START Data provided

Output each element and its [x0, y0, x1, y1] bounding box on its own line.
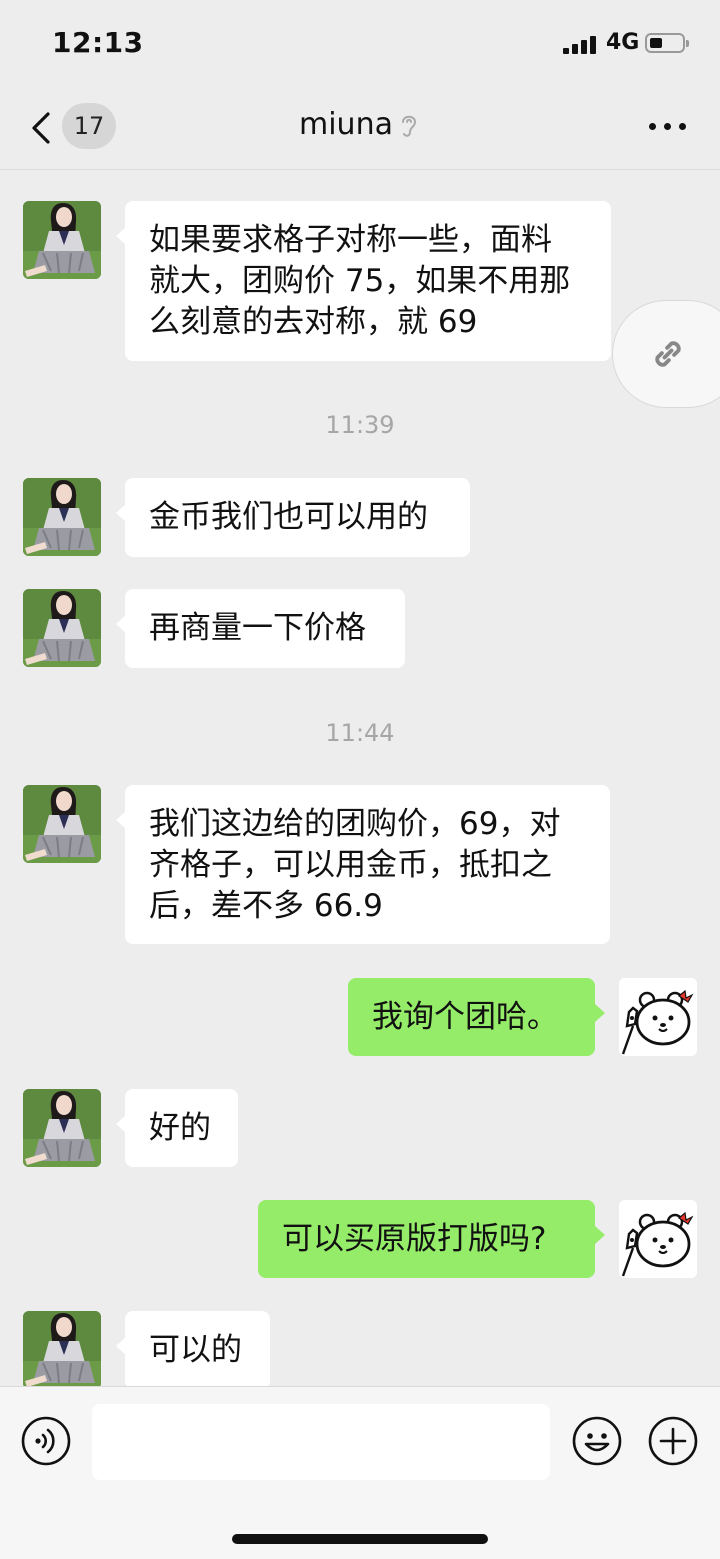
bear-avatar-image	[619, 978, 697, 1056]
more-functions-button[interactable]	[648, 1416, 698, 1466]
contact-avatar[interactable]	[23, 1089, 101, 1167]
outgoing-message-bubble[interactable]: 我询个团哈。	[348, 978, 605, 1056]
plus-icon	[648, 1416, 698, 1466]
contact-avatar[interactable]	[23, 1311, 101, 1389]
link-icon	[655, 341, 681, 367]
contact-avatar-image	[23, 478, 101, 556]
incoming-message-bubble[interactable]: 如果要求格子对称一些，面料 就大，团购价 75，如果不用那 么刻意的去对称，就 …	[116, 201, 611, 361]
signal-icon	[563, 36, 597, 54]
battery-icon	[645, 33, 689, 53]
bear-avatar-image	[619, 1200, 697, 1278]
chat-title: miuna	[0, 107, 720, 142]
more-options-button[interactable]	[648, 116, 688, 136]
network-type: 4G	[606, 30, 640, 55]
voice-icon	[21, 1416, 71, 1466]
status-time: 12:13	[52, 26, 144, 59]
timestamp: 11:44	[325, 719, 395, 747]
message-input[interactable]	[92, 1404, 550, 1480]
contact-avatar[interactable]	[23, 478, 101, 556]
emoji-icon	[572, 1416, 622, 1466]
my-avatar[interactable]	[619, 978, 697, 1056]
incoming-message-bubble[interactable]: 金币我们也可以用的	[116, 478, 470, 557]
incoming-message-bubble[interactable]: 再商量一下价格	[116, 589, 405, 668]
outgoing-message-bubble[interactable]: 可以买原版打版吗?	[258, 1200, 605, 1278]
timestamp: 11:39	[325, 411, 395, 439]
contact-avatar[interactable]	[23, 785, 101, 863]
contact-avatar-image	[23, 201, 101, 279]
contact-name: miuna	[299, 107, 393, 142]
contact-avatar-image	[23, 1089, 101, 1167]
home-indicator[interactable]	[232, 1534, 488, 1544]
contact-avatar[interactable]	[23, 201, 101, 279]
incoming-message-bubble[interactable]: 好的	[116, 1089, 238, 1167]
my-avatar[interactable]	[619, 1200, 697, 1278]
voice-input-button[interactable]	[21, 1416, 71, 1466]
incoming-message-bubble[interactable]: 可以的	[116, 1311, 270, 1389]
emoji-button[interactable]	[572, 1416, 622, 1466]
contact-avatar-image	[23, 785, 101, 863]
status-bar: 12:13 4G	[0, 0, 720, 88]
contact-avatar-image	[23, 589, 101, 667]
listening-ear-icon	[401, 115, 416, 137]
contact-avatar-image	[23, 1311, 101, 1389]
contact-avatar[interactable]	[23, 589, 101, 667]
chat-header: 17 miuna	[0, 88, 720, 170]
incoming-message-bubble[interactable]: 我们这边给的团购价，69，对 齐格子，可以用金币，抵扣之 后，差不多 66.9	[116, 785, 610, 944]
link-floating-button[interactable]	[612, 300, 720, 408]
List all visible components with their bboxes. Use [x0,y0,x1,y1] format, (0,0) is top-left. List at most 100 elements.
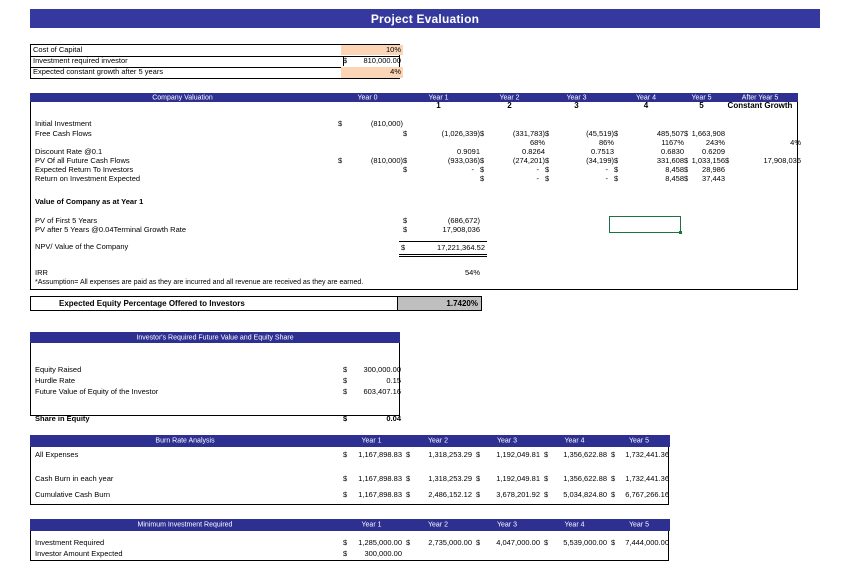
row-label: Cumulative Cash Burn [33,490,343,501]
company-valuation-table: Company Valuation Year 0 Year 1 Year 2 Year … [30,93,801,290]
currency-symbol: $ [476,538,481,548]
row-label-text: Value of Company as at Year 1 [35,197,144,207]
money-cell[interactable]: $ - [401,166,482,175]
money-cell[interactable]: $ (810,000) [336,120,405,129]
money-cell[interactable]: $1,318,253.29 [404,474,474,485]
cell-value: 810,000.00 [363,55,401,65]
money-cell[interactable]: $7,444,000.00 [609,538,671,549]
currency-symbol: $ [343,55,348,65]
cell-value: 0.04 [386,413,401,423]
row-label-text: Cost of Capital [33,44,83,54]
currency-symbol: $ [343,549,348,559]
value-cell[interactable]: 10% [341,45,403,55]
money-cell[interactable]: $ - [478,175,547,184]
column-header: Year 5 [691,94,712,101]
currency-symbol: $ [544,538,549,548]
currency-symbol: $ [401,242,406,252]
expected-equity-value-cell[interactable]: 1.7420% [398,296,482,311]
table-row: Expected constant growth after 5 years 4% [31,67,403,78]
money-cell[interactable]: $8,458 [612,175,686,184]
cell-value: - [536,165,540,175]
value-cell[interactable]: 4% [341,67,403,78]
cell-value: (810,000) [370,156,403,166]
currency-symbol: $ [403,216,408,226]
money-cell[interactable]: $1,167,898.83 [341,450,404,461]
money-cell[interactable]: $6,767,266.16 [609,490,671,501]
row-label-text: NPV/ Value of the Company [35,242,129,252]
money-cell[interactable]: $17,908,036 [401,226,482,235]
row-label-text: All Expenses [35,450,79,460]
investor-table-header-bar: Investor's Required Future Value and Equ… [30,332,400,343]
burn_rate-header-bar: Burn Rate Analysis Year 1 Year 2 Year 3 Year… [30,435,670,447]
money-cell[interactable]: $37,443 [682,175,727,184]
currency-symbol: $ [480,156,485,166]
value-cell[interactable]: $300,000.00 [341,365,403,375]
column-header: Year 3 [497,437,517,445]
company-valuation-header-bar: Company Valuation Year 0 Year 1 Year 2 Year … [30,93,798,102]
column-header: Year 5 [629,437,649,445]
value-cell[interactable]: $810,000.00 [341,56,403,66]
currency-symbol: $ [611,490,616,500]
value-cell[interactable]: $603,407.16 [341,387,403,397]
row-label-text: IRR [35,268,48,278]
currency-symbol: $ [611,474,616,484]
cell-value: (810,000) [370,119,403,129]
money-cell[interactable]: $2,486,152.12 [404,490,474,501]
money-cell[interactable]: $ (1,026,339) [401,130,482,139]
money-cell[interactable]: $4,047,000.00 [474,538,542,549]
cell-value: 1,318,253.29 [428,450,472,460]
money-cell[interactable]: $1,356,622.88 [542,450,609,461]
money-cell[interactable]: $1,732,441.36 [609,474,671,485]
money-cell[interactable]: $1,192,049.81 [474,450,542,461]
section-header: Minimum Investment Required [137,521,233,529]
money-cell[interactable]: $ (933,036) [401,157,482,166]
money-cell[interactable]: $17,908,036 [723,157,803,166]
money-cell[interactable]: $1,318,253.29 [404,450,474,461]
currency-symbol: $ [544,490,549,500]
cell-value: 4% [390,67,401,77]
money-cell[interactable]: $ - [543,175,616,184]
column-header: Year 5 [629,521,649,529]
column-header: After Year 5 [741,94,779,101]
min_investment-header-bar: Minimum Investment Required Year 1 Year 2 Y… [30,519,670,531]
value-cell[interactable]: $0.15 [341,376,403,386]
row-label-text: Expected Return To Investors [35,165,134,175]
money-cell[interactable]: $2,735,000.00 [404,538,474,549]
currency-symbol: $ [343,386,348,396]
money-cell[interactable]: $5,034,824.80 [542,490,609,501]
currency-symbol: $ [403,165,408,175]
row-label-text: Share in Equity [35,413,90,423]
cell-value: - [536,174,540,184]
selection-fill-handle-icon[interactable] [678,230,682,234]
currency-symbol: $ [406,538,411,548]
money-cell[interactable]: $ (810,000) [336,157,405,166]
column-header: Year 1 [428,94,449,101]
page-title: Project Evaluation [30,9,820,28]
selected-cell[interactable] [609,216,682,234]
column-header: Year 0 [357,94,378,101]
expected-equity-label: Expected Equity Percentage Offered to In… [30,296,398,311]
money-cell[interactable]: $1,732,441.36 [609,450,671,461]
cell-value: 17,908,036 [763,156,801,166]
column-header: Year 2 [428,521,448,529]
money-cell[interactable]: $1,285,000.00 [341,538,404,549]
currency-symbol: $ [684,156,689,166]
value-cell[interactable]: $0.04 [341,414,403,424]
money-cell[interactable]: $1,167,898.83 [341,474,404,485]
row-label-text: Investment required investor [33,55,128,65]
row-label: Hurdle Rate [33,376,343,386]
money-cell[interactable]: $300,000.00 [341,549,404,560]
money-cell[interactable]: $1,192,049.81 [474,474,542,485]
money-cell[interactable]: $1,167,898.83 [341,490,404,501]
section-header: Company Valuation [152,94,213,101]
money-cell[interactable]: $1,356,622.88 [542,474,609,485]
money-cell[interactable]: $17,221,364.52 [399,241,487,257]
row-label-text: Future Value of Equity of the Investor [35,386,159,396]
money-cell[interactable]: $3,678,201.92 [474,490,542,501]
money-cell[interactable]: $5,539,000.00 [542,538,609,549]
number-cell[interactable]: 54% [401,269,482,278]
cell-value: 1,356,622.88 [563,450,607,460]
cell-value: 4% [790,138,801,148]
number-cell[interactable]: 4% [723,139,803,148]
currency-symbol: $ [343,364,348,374]
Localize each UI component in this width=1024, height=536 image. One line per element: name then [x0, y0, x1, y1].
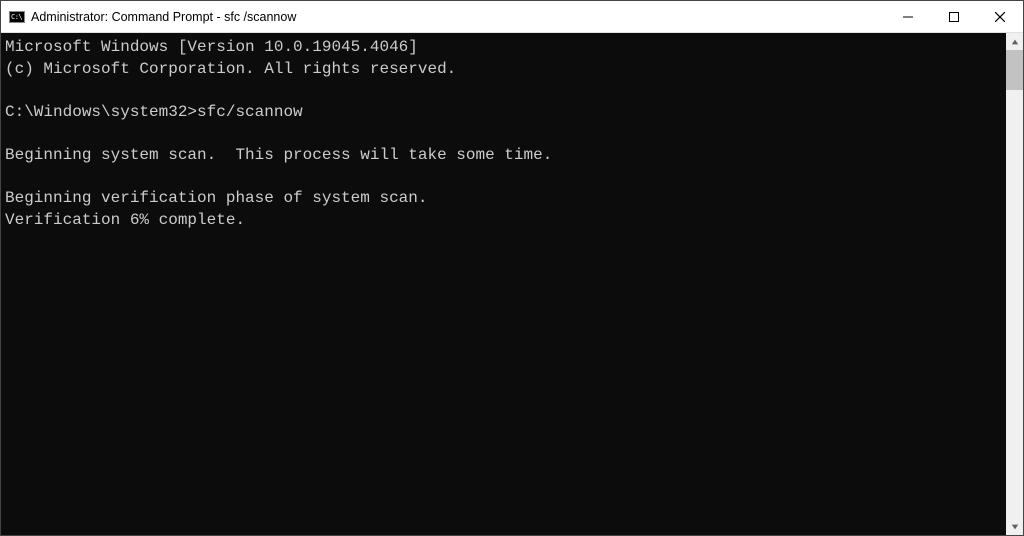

END Data provided

Your instructions: Copy out only the lines from the one with "row-label: Cumulative Cash" through the one with "money-cell[interactable]: $ (810,000) [336,120,405,129]", both included. Rename "money-cell" to "amount-cell" and keep everything else the same.

Output below:
row-label: Cumulative Cash Burn [33,490,343,501]
company-valuation-table: Company Valuation Year 0 Year 1 Year 2 Year … [30,93,801,290]
currency-symbol: $ [476,538,481,548]
row-label-text: Value of Company as at Year 1 [35,197,144,207]
amount-cell[interactable]: $ - [401,166,482,175]
amount-cell[interactable]: $ (810,000) [336,120,405,129]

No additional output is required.